**WORK TO COMPLETE:**
Copy every line of the data that contains the string "parameter".

**TASK INPUTS:**
-- BEGIN --

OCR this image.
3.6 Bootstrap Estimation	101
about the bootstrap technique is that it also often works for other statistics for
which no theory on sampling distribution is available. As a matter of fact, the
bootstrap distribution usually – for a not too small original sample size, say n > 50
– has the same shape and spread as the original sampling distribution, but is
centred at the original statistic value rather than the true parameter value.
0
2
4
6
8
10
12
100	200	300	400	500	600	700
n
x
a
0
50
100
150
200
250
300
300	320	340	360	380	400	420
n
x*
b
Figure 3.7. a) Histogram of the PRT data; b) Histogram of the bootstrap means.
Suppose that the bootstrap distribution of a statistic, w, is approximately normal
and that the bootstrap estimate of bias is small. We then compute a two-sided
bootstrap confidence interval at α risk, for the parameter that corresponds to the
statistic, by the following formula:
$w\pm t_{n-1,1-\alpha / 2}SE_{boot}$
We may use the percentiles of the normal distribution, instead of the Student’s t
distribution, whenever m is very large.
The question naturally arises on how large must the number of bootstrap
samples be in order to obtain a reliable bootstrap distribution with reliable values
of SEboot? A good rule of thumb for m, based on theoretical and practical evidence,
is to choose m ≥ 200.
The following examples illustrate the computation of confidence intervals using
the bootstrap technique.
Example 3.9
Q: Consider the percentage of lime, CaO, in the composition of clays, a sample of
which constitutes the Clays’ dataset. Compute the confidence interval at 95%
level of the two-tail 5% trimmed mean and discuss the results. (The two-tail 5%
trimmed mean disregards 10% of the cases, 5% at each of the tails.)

-- END --
-- BEGIN --

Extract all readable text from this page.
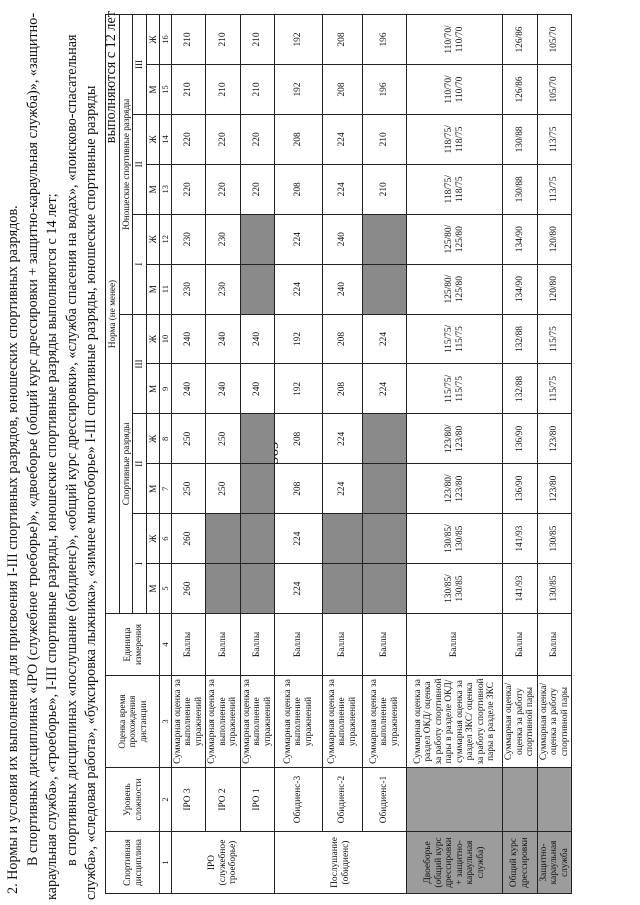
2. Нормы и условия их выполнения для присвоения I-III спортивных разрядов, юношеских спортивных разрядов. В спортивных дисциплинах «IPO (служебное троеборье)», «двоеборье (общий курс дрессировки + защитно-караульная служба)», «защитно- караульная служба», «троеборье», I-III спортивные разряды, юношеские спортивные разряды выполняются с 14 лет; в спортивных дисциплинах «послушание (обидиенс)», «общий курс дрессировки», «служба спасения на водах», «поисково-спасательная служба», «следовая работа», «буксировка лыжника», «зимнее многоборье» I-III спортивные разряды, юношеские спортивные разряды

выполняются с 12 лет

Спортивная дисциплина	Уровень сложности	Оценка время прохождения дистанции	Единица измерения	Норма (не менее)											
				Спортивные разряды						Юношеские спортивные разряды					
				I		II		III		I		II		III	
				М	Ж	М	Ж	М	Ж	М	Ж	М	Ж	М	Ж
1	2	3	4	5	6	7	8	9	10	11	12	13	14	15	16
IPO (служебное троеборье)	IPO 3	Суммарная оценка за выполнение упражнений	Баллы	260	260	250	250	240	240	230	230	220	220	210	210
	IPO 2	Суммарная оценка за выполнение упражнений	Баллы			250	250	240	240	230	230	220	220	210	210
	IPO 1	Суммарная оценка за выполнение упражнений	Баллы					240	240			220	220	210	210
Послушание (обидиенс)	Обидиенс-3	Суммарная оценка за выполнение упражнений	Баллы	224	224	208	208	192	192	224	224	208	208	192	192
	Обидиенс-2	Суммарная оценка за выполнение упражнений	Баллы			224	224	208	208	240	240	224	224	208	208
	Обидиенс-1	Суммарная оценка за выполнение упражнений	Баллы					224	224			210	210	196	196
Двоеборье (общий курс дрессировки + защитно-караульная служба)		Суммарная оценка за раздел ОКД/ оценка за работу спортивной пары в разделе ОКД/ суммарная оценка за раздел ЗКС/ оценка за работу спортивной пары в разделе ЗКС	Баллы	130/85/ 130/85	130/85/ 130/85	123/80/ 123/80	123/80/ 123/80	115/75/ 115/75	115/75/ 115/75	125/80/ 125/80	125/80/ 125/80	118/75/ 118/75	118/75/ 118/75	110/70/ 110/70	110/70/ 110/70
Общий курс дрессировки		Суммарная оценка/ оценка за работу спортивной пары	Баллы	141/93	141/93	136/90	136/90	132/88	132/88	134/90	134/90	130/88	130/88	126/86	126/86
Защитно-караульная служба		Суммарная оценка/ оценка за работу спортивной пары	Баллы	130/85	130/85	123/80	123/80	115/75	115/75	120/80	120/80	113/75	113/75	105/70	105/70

-- END --

**SOLUTION TO THIS PROBLEM:**
centred at the original statistic value rather than the true parameter value.
bootstrap confidence interval at α risk, for the parameter that corresponds to the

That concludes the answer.